START

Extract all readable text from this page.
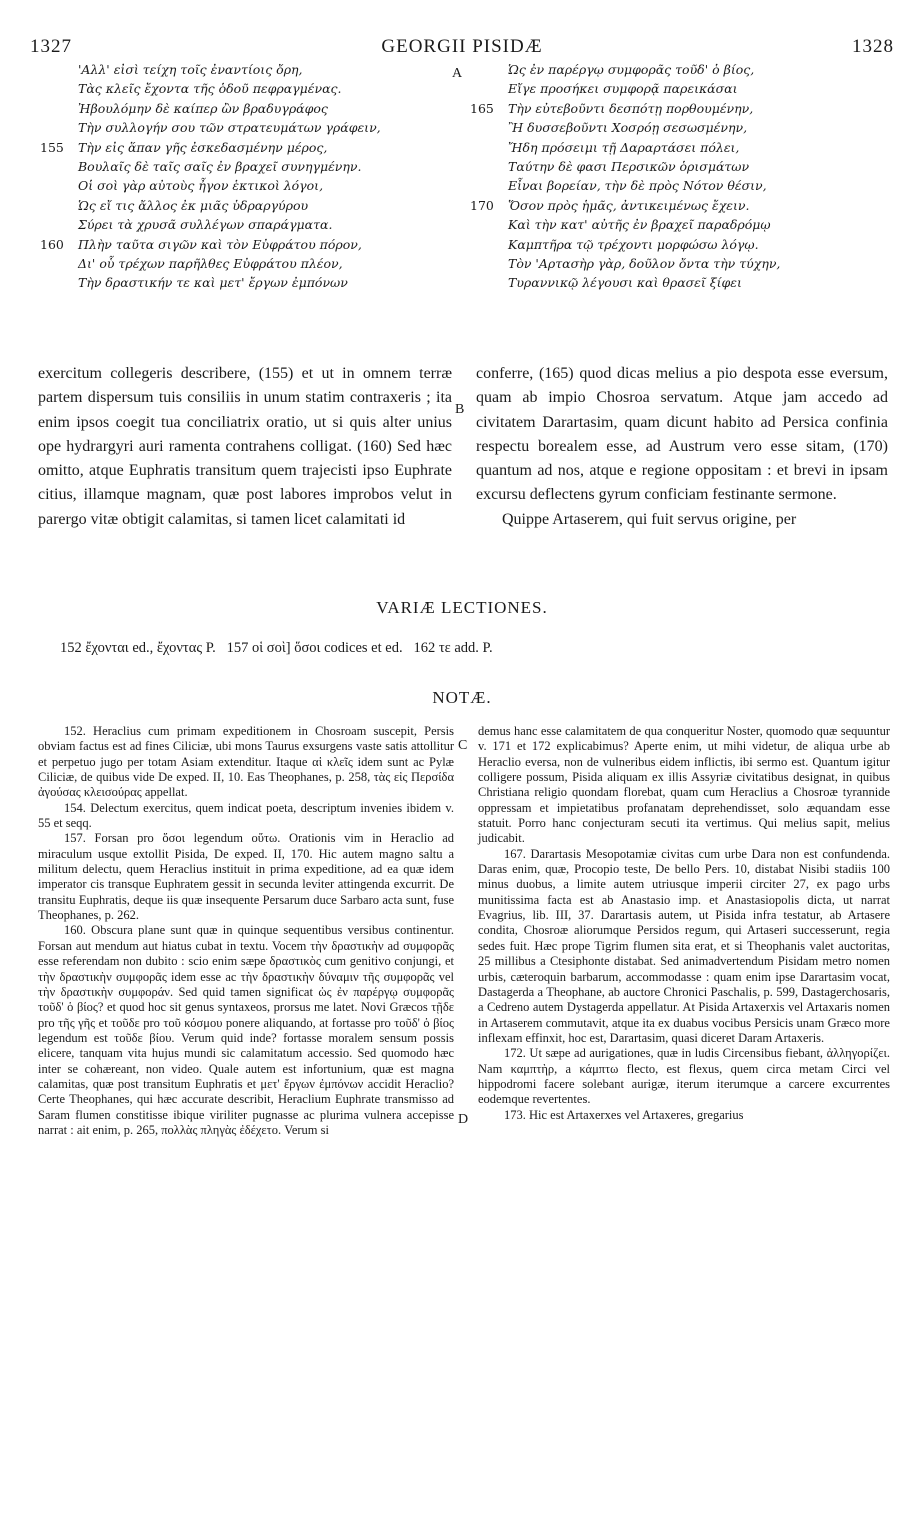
1327	GEORGII PISIDÆ	1328
'Αλλ' εἰσὶ τείχη τοῖς ἐναντίοις ὄρη,
Τὰς κλεῖς ἔχοντα τῆς ὁδοῦ πεφραγμένας.
Ἠβουλόμην δὲ καίπερ ὢν βραδυγράφος
Τὴν συλλογήν σου τῶν στρατευμάτων γράφειν,
155	Τὴν εἰς ἅπαν γῆς ἐσκεδασμένην μέρος,
Βουλαῖς δὲ ταῖς σαῖς ἐν βραχεῖ συνηγμένην.
Οἱ σοὶ γὰρ αὐτοὺς ἦγον ἑκτικοὶ λόγοι,
Ὡς εἴ τις ἄλλος ἐκ μιᾶς ὑδραργύρου
Σύρει τὰ χρυσᾶ συλλέγων σπαράγματα.
160	Πλὴν ταῦτα σιγῶν καὶ τὸν Εὐφράτου πόρον,
Δι' οὗ τρέχων παρῆλθες Εὐφράτου πλέον,
Τὴν δραστικήν τε καὶ μετ' ἔργων ἐμπόνων
Ὡς ἐν παρέργῳ συμφορᾶς τοῦδ' ὁ βίος,
Εἴγε προσήκει συμφορᾷ παρεικάσαι
165	Τὴν εὐτεβοῦντι δεσπότῃ πορθουμένην,
Ἢ δυσσεβοῦντι Χοσρόῃ σεσωσμένην,
Ἤδη πρόσειμι τῇ Δαραρτάσει πόλει,
Ταύτην δὲ φασι Περσικῶν ὁρισμάτων
Εἶναι βορείαν, τὴν δὲ πρὸς Νότον θέσιν,
170	Ὅσον πρὸς ἡμᾶς, ἀντικειμένως ἔχειν.
Καὶ τὴν κατ' αὐτῆς ἐν βραχεῖ παραδρόμῳ
Καμπτῆρα τῷ τρέχοντι μορφώσω λόγῳ.
Τὸν 'Αρτασὴρ γὰρ, δοῦλον ὄντα τὴν τύχην,
Τυραννικῷ λέγουσι καὶ θρασεῖ ξίφει
A

exercitum collegeris describere, (155) et ut in omnem terræ partem dispersum tuis consiliis in unum statim contraxeris ; ita enim ipsos coegit tua conciliatrix oratio, ut si quis alter unius ope hydrargyri auri ramenta contrahens colligat. (160) Sed hæc omitto, atque Euphratis transitum quem trajecisti ipso Euphrate citius, illamque magnam, quæ post labores improbos velut in parergo vitæ obtigit calamitas, si tamen licet calamitati id

B

conferre, (165) quod dicas melius a pio despota esse eversum, quam ab impio Chosroa servatum. Atque jam accedo ad civitatem Darartasim, quam dicunt habito ad Persica confinia respectu borealem esse, ad Austrum vero esse sitam, (170) quantum ad nos, atque e regione oppositam : et brevi in ipsam excursu deflectens gyrum conficiam festinante sermone.

Quippe Artaserem, qui fuit servus origine, per

VARIÆ LECTIONES.
152 ἔχονται ed., ἔχοντας P.   157 οἱ σοὶ] ὅσοι codices et ed.   162 τε add. P.
NOTÆ.

152. Heraclius cum primam expeditionem in Chosroam suscepit, Persis obviam factus est ad fines Ciliciæ, ubi mons Taurus exsurgens vaste satis attollitur et perpetuo jugo per totam Asiam extenditur. Itaque αἱ κλεῖς idem sunt ac Pylæ Ciliciæ, de quibus vide De exped. II, 10. Eas Theophanes, p. 258, τὰς εἰς Περσίδα ἀγούσας κλεισούρας appellat.

154. Delectum exercitus, quem indicat poeta, descriptum invenies ibidem v. 55 et seqq.

157. Forsan pro ὅσοι legendum οὕτω. Orationis vim in Heraclio ad miraculum usque extollit Pisida, De exped. II, 170. Hic autem magno saltu a militum delectu, quem Heraclius instituit in prima expeditione, ad ea quæ idem imperator cis transque Euphratem gessit in secunda leviter attingenda excurrit. De transitu Euphratis, deque iis quæ insequente Persarum duce Sarbaro acta sunt, fuse Theophanes, p. 262.

160. Obscura plane sunt quæ in quinque sequentibus versibus continentur. Forsan aut mendum aut hiatus cubat in textu. Vocem τὴν δραστικὴν ad συμφορᾶς esse referendam non dubito : scio enim sæpe δραστικὸς cum genitivo conjungi, et τὴν δραστικὴν συμφορᾶς idem esse ac τὴν δραστικὴν δύναμιν τῆς συμφορᾶς vel τὴν δραστικὴν συμφοράν. Sed quid tamen significat ὡς ἐν παρέργῳ συμφορᾶς τοῦδ' ὁ βίος? et quod hoc sit genus syntaxeos, prorsus me latet. Novi Græcos τῇδε pro τῆς γῆς et τοῦδε pro τοῦ κόσμου ponere aliquando, at fortasse pro τοῦδ' ὁ βίος legendum est τοῦδε βίου. Verum quid inde? fortasse moralem sensum possis elicere, tanquam vita hujus mundi sic calamitatum accessio. Sed quomodo hæc inter se cohæreant, non video. Quale autem est infortunium, quæ est magna calamitas, quæ post transitum Euphratis et μετ' ἔργων ἐμπόνων accidit Heraclio? Certe Theophanes, qui hæc accurate describit, Heraclium Euphrate transmisso ad Saram flumen constitisse ibique viriliter pugnasse ac plurima vulnera accepisse narrat : ait enim, p. 265, πολλὰς πληγὰς ἐδέχετο. Verum si

C
D

demus hanc esse calamitatem de qua conqueritur Noster, quomodo quæ sequuntur v. 171 et 172 explicabimus? Aperte enim, ut mihi videtur, de aliqua urbe ab Heraclio eversa, non de vulneribus eidem inflictis, ibi sermo est. Quantum igitur colligere possum, Pisida aliquam ex illis Assyriæ civitatibus designat, in quibus Christiana religio quondam florebat, quam cum Heraclius a Chosroæ tyrannide oppressam et impietatibus profanatam deprehendisset, solo æquandam esse statuit. Porro hanc conjecturam secuti ita vertimus. Qui melius sapit, melius judicabit.

167. Darartasis Mesopotamiæ civitas cum urbe Dara non est confundenda. Daras enim, quæ, Procopio teste, De bello Pers. 10, distabat Nisibi stadiis 100 minus duobus, a limite autem utriusque imperii circiter 27, ex pago urbs munitissima facta est ab Anastasio imp. et Anastasiopolis dicta, ut narrat Evagrius, lib. III, 37. Darartasis autem, ut Pisida infra testatur, ab Artasere condita, Chosroæ aliorumque Persidos regum, qui Artaseri successerunt, regia sedes fuit. Hæc prope Tigrim flumen sita erat, et si Theophanis valet auctoritas, 25 millibus a Ctesiphonte distabat. Sed animadvertendum Pisidam metro nomen urbis, cæteroquin barbarum, accommodasse : quam enim ipse Darartasim vocat, Dastagerda a Theophane, ab auctore Chronici Paschalis, p. 599, Dastagerchosaris, a Cedreno autem Dystagerda appellatur. At Pisida Artaxerxis vel Artaxaris nomen in Artaserem commutavit, atque ita ex duabus vocibus Persicis unam Græco more inflexam effinxit, hoc est, Darartasim, quasi diceret Daram Artaxeris.

172. Ut sæpe ad aurigationes, quæ in ludis Circensibus fiebant, ἀλληγορίζει. Nam καμπτὴρ, a κάμπτω flecto, est flexus, quem circa metam Circi vel hippodromi facere solebant aurigæ, iterum iterumque a carcere excurrentes eodemque revertentes.

173. Hic est Artaxerxes vel Artaxeres, gregarius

END

-- Set problem --
Transcribe each line above verbatim, with the pictures left out.

-- Task output --
Extract all readable text from this page.
1327	GEORGII PISIDÆ	1328
'Αλλ' εἰσὶ τείχη τοῖς ἐναντίοις ὄρη,
Τὰς κλεῖς ἔχοντα τῆς ὁδοῦ πεφραγμένας.
Ἠβουλόμην δὲ καίπερ ὢν βραδυγράφος
Τὴν συλλογήν σου τῶν στρατευμάτων γράφειν,
155	Τὴν εἰς ἅπαν γῆς ἐσκεδασμένην μέρος,
Βουλαῖς δὲ ταῖς σαῖς ἐν βραχεῖ συνηγμένην.
Οἱ σοὶ γὰρ αὐτοὺς ἦγον ἑκτικοὶ λόγοι,
Ὡς εἴ τις ἄλλος ἐκ μιᾶς ὑδραργύρου
Σύρει τὰ χρυσᾶ συλλέγων σπαράγματα.
160	Πλὴν ταῦτα σιγῶν καὶ τὸν Εὐφράτου πόρον,
Δι' οὗ τρέχων παρῆλθες Εὐφράτου πλέον,
Τὴν δραστικήν τε καὶ μετ' ἔργων ἐμπόνων
Ὡς ἐν παρέργῳ συμφορᾶς τοῦδ' ὁ βίος,
Εἴγε προσήκει συμφορᾷ παρεικάσαι
165	Τὴν εὐτεβοῦντι δεσπότῃ πορθουμένην,
Ἢ δυσσεβοῦντι Χοσρόῃ σεσωσμένην,
Ἤδη πρόσειμι τῇ Δαραρτάσει πόλει,
Ταύτην δὲ φασι Περσικῶν ὁρισμάτων
Εἶναι βορείαν, τὴν δὲ πρὸς Νότον θέσιν,
170	Ὅσον πρὸς ἡμᾶς, ἀντικειμένως ἔχειν.
Καὶ τὴν κατ' αὐτῆς ἐν βραχεῖ παραδρόμῳ
Καμπτῆρα τῷ τρέχοντι μορφώσω λόγῳ.
Τὸν 'Αρτασὴρ γὰρ, δοῦλον ὄντα τὴν τύχην,
Τυραννικῷ λέγουσι καὶ θρασεῖ ξίφει
A

exercitum collegeris describere, (155) et ut in omnem terræ partem dispersum tuis consiliis in unum statim contraxeris ; ita enim ipsos coegit tua conciliatrix oratio, ut si quis alter unius ope hydrargyri auri ramenta contrahens colligat. (160) Sed hæc omitto, atque Euphratis transitum quem trajecisti ipso Euphrate citius, illamque magnam, quæ post labores improbos velut in parergo vitæ obtigit calamitas, si tamen licet calamitati id

B

conferre, (165) quod dicas melius a pio despota esse eversum, quam ab impio Chosroa servatum. Atque jam accedo ad civitatem Darartasim, quam dicunt habito ad Persica confinia respectu borealem esse, ad Austrum vero esse sitam, (170) quantum ad nos, atque e regione oppositam : et brevi in ipsam excursu deflectens gyrum conficiam festinante sermone.

Quippe Artaserem, qui fuit servus origine, per

VARIÆ LECTIONES.
152 ἔχονται ed., ἔχοντας P.   157 οἱ σοὶ] ὅσοι codices et ed.   162 τε add. P.
NOTÆ.

152. Heraclius cum primam expeditionem in Chosroam suscepit, Persis obviam factus est ad fines Ciliciæ, ubi mons Taurus exsurgens vaste satis attollitur et perpetuo jugo per totam Asiam extenditur. Itaque αἱ κλεῖς idem sunt ac Pylæ Ciliciæ, de quibus vide De exped. II, 10. Eas Theophanes, p. 258, τὰς εἰς Περσίδα ἀγούσας κλεισούρας appellat.

154. Delectum exercitus, quem indicat poeta, descriptum invenies ibidem v. 55 et seqq.

157. Forsan pro ὅσοι legendum οὕτω. Orationis vim in Heraclio ad miraculum usque extollit Pisida, De exped. II, 170. Hic autem magno saltu a militum delectu, quem Heraclius instituit in prima expeditione, ad ea quæ idem imperator cis transque Euphratem gessit in secunda leviter attingenda excurrit. De transitu Euphratis, deque iis quæ insequente Persarum duce Sarbaro acta sunt, fuse Theophanes, p. 262.

160. Obscura plane sunt quæ in quinque sequentibus versibus continentur. Forsan aut mendum aut hiatus cubat in textu. Vocem τὴν δραστικὴν ad συμφορᾶς esse referendam non dubito : scio enim sæpe δραστικὸς cum genitivo conjungi, et τὴν δραστικὴν συμφορᾶς idem esse ac τὴν δραστικὴν δύναμιν τῆς συμφορᾶς vel τὴν δραστικὴν συμφοράν. Sed quid tamen significat ὡς ἐν παρέργῳ συμφορᾶς τοῦδ' ὁ βίος? et quod hoc sit genus syntaxeos, prorsus me latet. Novi Græcos τῇδε pro τῆς γῆς et τοῦδε pro τοῦ κόσμου ponere aliquando, at fortasse pro τοῦδ' ὁ βίος legendum est τοῦδε βίου. Verum quid inde? fortasse moralem sensum possis elicere, tanquam vita hujus mundi sic calamitatum accessio. Sed quomodo hæc inter se cohæreant, non video. Quale autem est infortunium, quæ est magna calamitas, quæ post transitum Euphratis et μετ' ἔργων ἐμπόνων accidit Heraclio? Certe Theophanes, qui hæc accurate describit, Heraclium Euphrate transmisso ad Saram flumen constitisse ibique viriliter pugnasse ac plurima vulnera accepisse narrat : ait enim, p. 265, πολλὰς πληγὰς ἐδέχετο. Verum si

C
D

demus hanc esse calamitatem de qua conqueritur Noster, quomodo quæ sequuntur v. 171 et 172 explicabimus? Aperte enim, ut mihi videtur, de aliqua urbe ab Heraclio eversa, non de vulneribus eidem inflictis, ibi sermo est. Quantum igitur colligere possum, Pisida aliquam ex illis Assyriæ civitatibus designat, in quibus Christiana religio quondam florebat, quam cum Heraclius a Chosroæ tyrannide oppressam et impietatibus profanatam deprehendisset, solo æquandam esse statuit. Porro hanc conjecturam secuti ita vertimus. Qui melius sapit, melius judicabit.

167. Darartasis Mesopotamiæ civitas cum urbe Dara non est confundenda. Daras enim, quæ, Procopio teste, De bello Pers. 10, distabat Nisibi stadiis 100 minus duobus, a limite autem utriusque imperii circiter 27, ex pago urbs munitissima facta est ab Anastasio imp. et Anastasiopolis dicta, ut narrat Evagrius, lib. III, 37. Darartasis autem, ut Pisida infra testatur, ab Artasere condita, Chosroæ aliorumque Persidos regum, qui Artaseri successerunt, regia sedes fuit. Hæc prope Tigrim flumen sita erat, et si Theophanis valet auctoritas, 25 millibus a Ctesiphonte distabat. Sed animadvertendum Pisidam metro nomen urbis, cæteroquin barbarum, accommodasse : quam enim ipse Darartasim vocat, Dastagerda a Theophane, ab auctore Chronici Paschalis, p. 599, Dastagerchosaris, a Cedreno autem Dystagerda appellatur. At Pisida Artaxerxis vel Artaxaris nomen in Artaserem commutavit, atque ita ex duabus vocibus Persicis unam Græco more inflexam effinxit, hoc est, Darartasim, quasi diceret Daram Artaxeris.

172. Ut sæpe ad aurigationes, quæ in ludis Circensibus fiebant, ἀλληγορίζει. Nam καμπτὴρ, a κάμπτω flecto, est flexus, quem circa metam Circi vel hippodromi facere solebant aurigæ, iterum iterumque a carcere excurrentes eodemque revertentes.

173. Hic est Artaxerxes vel Artaxeres, gregarius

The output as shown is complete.